* **WRITTEN PROBLEM**
Set down each entry from the block beneath, exactly as written.

* **RECORDS FOR THE EXERCISE**

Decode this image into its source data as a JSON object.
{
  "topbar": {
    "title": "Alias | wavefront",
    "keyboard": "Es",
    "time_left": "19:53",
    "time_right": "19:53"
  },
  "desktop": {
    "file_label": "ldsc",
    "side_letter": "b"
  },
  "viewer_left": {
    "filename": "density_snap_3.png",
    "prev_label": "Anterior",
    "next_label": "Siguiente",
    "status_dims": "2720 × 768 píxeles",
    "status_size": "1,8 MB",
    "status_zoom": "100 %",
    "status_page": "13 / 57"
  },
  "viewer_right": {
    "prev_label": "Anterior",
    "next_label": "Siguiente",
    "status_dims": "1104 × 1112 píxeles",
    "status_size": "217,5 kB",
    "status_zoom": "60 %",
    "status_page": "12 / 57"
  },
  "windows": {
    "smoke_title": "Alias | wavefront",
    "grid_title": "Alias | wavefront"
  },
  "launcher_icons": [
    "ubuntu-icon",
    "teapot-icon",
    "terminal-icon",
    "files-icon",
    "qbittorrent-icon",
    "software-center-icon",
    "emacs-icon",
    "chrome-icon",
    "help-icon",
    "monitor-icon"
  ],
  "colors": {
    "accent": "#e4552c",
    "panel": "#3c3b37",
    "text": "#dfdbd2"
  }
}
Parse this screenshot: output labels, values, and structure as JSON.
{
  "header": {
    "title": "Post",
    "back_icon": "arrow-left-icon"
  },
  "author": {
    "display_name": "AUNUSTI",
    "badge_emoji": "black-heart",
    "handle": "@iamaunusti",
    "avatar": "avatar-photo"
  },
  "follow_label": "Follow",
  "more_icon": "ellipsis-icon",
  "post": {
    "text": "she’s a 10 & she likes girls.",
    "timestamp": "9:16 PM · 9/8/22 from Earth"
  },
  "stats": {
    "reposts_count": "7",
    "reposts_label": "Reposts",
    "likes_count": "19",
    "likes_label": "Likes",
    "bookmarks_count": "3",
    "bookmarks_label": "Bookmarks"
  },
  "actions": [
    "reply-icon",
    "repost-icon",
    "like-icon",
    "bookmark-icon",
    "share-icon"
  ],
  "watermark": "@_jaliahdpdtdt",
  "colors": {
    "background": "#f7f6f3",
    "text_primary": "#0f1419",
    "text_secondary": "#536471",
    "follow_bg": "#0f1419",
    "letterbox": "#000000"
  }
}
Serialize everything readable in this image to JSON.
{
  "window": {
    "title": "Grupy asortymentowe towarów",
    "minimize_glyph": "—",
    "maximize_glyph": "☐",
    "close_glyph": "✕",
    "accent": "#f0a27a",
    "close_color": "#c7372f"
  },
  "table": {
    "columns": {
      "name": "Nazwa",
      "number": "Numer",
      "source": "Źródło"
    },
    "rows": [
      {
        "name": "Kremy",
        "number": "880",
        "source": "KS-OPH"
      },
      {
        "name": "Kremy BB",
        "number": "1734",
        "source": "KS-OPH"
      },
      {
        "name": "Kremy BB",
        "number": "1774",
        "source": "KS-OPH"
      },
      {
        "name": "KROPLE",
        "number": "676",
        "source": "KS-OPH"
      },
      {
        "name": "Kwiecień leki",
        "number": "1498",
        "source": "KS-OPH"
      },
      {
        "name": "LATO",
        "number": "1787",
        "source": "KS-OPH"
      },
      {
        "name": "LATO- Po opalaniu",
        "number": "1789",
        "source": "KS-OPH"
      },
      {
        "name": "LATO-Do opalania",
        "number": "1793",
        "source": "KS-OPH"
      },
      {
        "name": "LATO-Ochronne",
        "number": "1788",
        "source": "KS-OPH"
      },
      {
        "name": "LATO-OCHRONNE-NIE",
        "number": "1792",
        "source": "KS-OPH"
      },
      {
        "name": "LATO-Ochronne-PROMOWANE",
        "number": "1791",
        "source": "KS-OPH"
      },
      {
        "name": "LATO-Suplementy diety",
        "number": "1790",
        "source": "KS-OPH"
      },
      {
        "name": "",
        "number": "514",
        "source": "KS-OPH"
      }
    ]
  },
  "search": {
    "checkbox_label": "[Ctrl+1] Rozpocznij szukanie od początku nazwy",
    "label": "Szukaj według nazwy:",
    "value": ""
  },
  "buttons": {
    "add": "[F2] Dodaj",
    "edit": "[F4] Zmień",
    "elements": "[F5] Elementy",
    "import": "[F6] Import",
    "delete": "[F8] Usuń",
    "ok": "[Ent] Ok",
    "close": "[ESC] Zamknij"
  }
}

* **RESPONSE FOR THIS EXERCISE**
Decode this image into its source data as a JSON object.
{
  "topbar": {
    "title": "Alias | wavefront",
    "keyboard": "Es",
    "time_left": "19:53",
    "time_right": "19:53"
  },
  "desktop": {
    "file_label": "ldsc",
    "side_letter": "b"
  },
  "viewer_left": {
    "filename": "density_snap_3.png",
    "prev_label": "Anterior",
    "next_label": "Siguiente",
    "status_dims": "2720 × 768 píxeles",
    "status_size": "1,8 MB",
    "status_zoom": "100 %",
    "status_page": "13 / 57"
  },
  "viewer_right": {
    "prev_label": "Anterior",
    "next_label": "Siguiente",
    "status_dims": "1104 × 1112 píxeles",
    "status_size": "217,5 kB",
    "status_zoom": "60 %",
    "status_page": "12 / 57"
  },
  "windows": {
    "smoke_title": "Alias | wavefront",
    "grid_title": "Alias | wavefront"
  },
  "launcher_icons": [
    "ubuntu-icon",
    "teapot-icon",
    "terminal-icon",
    "files-icon",
    "qbittorrent-icon",
    "software-center-icon",
    "emacs-icon",
    "chrome-icon",
    "help-icon",
    "monitor-icon"
  ],
  "colors": {
    "accent": "#e4552c",
    "panel": "#3c3b37",
    "text": "#dfdbd2"
  }
}
Parse this screenshot: output labels, values, and structure as JSON.
{
  "header": {
    "title": "Post",
    "back_icon": "arrow-left-icon"
  },
  "author": {
    "display_name": "AUNUSTI",
    "badge_emoji": "black-heart",
    "handle": "@iamaunusti",
    "avatar": "avatar-photo"
  },
  "follow_label": "Follow",
  "more_icon": "ellipsis-icon",
  "post": {
    "text": "she’s a 10 & she likes girls.",
    "timestamp": "9:16 PM · 9/8/22 from Earth"
  },
  "stats": {
    "reposts_count": "7",
    "reposts_label": "Reposts",
    "likes_count": "19",
    "likes_label": "Likes",
    "bookmarks_count": "3",
    "bookmarks_label": "Bookmarks"
  },
  "actions": [
    "reply-icon",
    "repost-icon",
    "like-icon",
    "bookmark-icon",
    "share-icon"
  ],
  "watermark": "@_jaliahdpdtdt",
  "colors": {
    "background": "#f7f6f3",
    "text_primary": "#0f1419",
    "text_secondary": "#536471",
    "follow_bg": "#0f1419",
    "letterbox": "#000000"
  }
}
Serialize everything readable in this image to JSON.
{
  "window": {
    "title": "Grupy asortymentowe towarów",
    "minimize_glyph": "—",
    "maximize_glyph": "☐",
    "close_glyph": "✕",
    "accent": "#f0a27a",
    "close_color": "#c7372f"
  },
  "table": {
    "columns": {
      "name": "Nazwa",
      "number": "Numer",
      "source": "Źródło"
    },
    "rows": [
      {
        "name": "Kremy",
        "number": "880",
        "source": "KS-OPH"
      },
      {
        "name": "Kremy BB",
        "number": "1734",
        "source": "KS-OPH"
      },
      {
        "name": "Kremy BB",
        "number": "1774",
        "source": "KS-OPH"
      },
      {
        "name": "KROPLE",
        "number": "676",
        "source": "KS-OPH"
      },
      {
        "name": "Kwiecień leki",
        "number": "1498",
        "source": "KS-OPH"
      },
      {
        "name": "LATO",
        "number": "1787",
        "source": "KS-OPH"
      },
      {
        "name": "LATO- Po opalaniu",
        "number": "1789",
        "source": "KS-OPH"
      },
      {
        "name": "LATO-Do opalania",
        "number": "1793",
        "source": "KS-OPH"
      },
      {
        "name": "LATO-Ochronne",
        "number": "1788",
        "source": "KS-OPH"
      },
      {
        "name": "LATO-OCHRONNE-NIE",
        "number": "1792",
        "source": "KS-OPH"
      },
      {
        "name": "LATO-Ochronne-PROMOWANE",
        "number": "1791",
        "source": "KS-OPH"
      },
      {
        "name": "LATO-Suplementy diety",
        "number": "1790",
        "source": "KS-OPH"
      },
      {
        "name": "",
        "number": "514",
        "source": "KS-OPH"
      }
    ]
  },
  "search": {
    "checkbox_label": "[Ctrl+1] Rozpocznij szukanie od początku nazwy",
    "label": "Szukaj według nazwy:",
    "value": ""
  },
  "buttons": {
    "add": "[F2] Dodaj",
    "edit": "[F4] Zmień",
    "elements": "[F5] Elementy",
    "import": "[F6] Import",
    "delete": "[F8] Usuń",
    "ok": "[Ent] Ok",
    "close": "[ESC] Zamknij"
  }
}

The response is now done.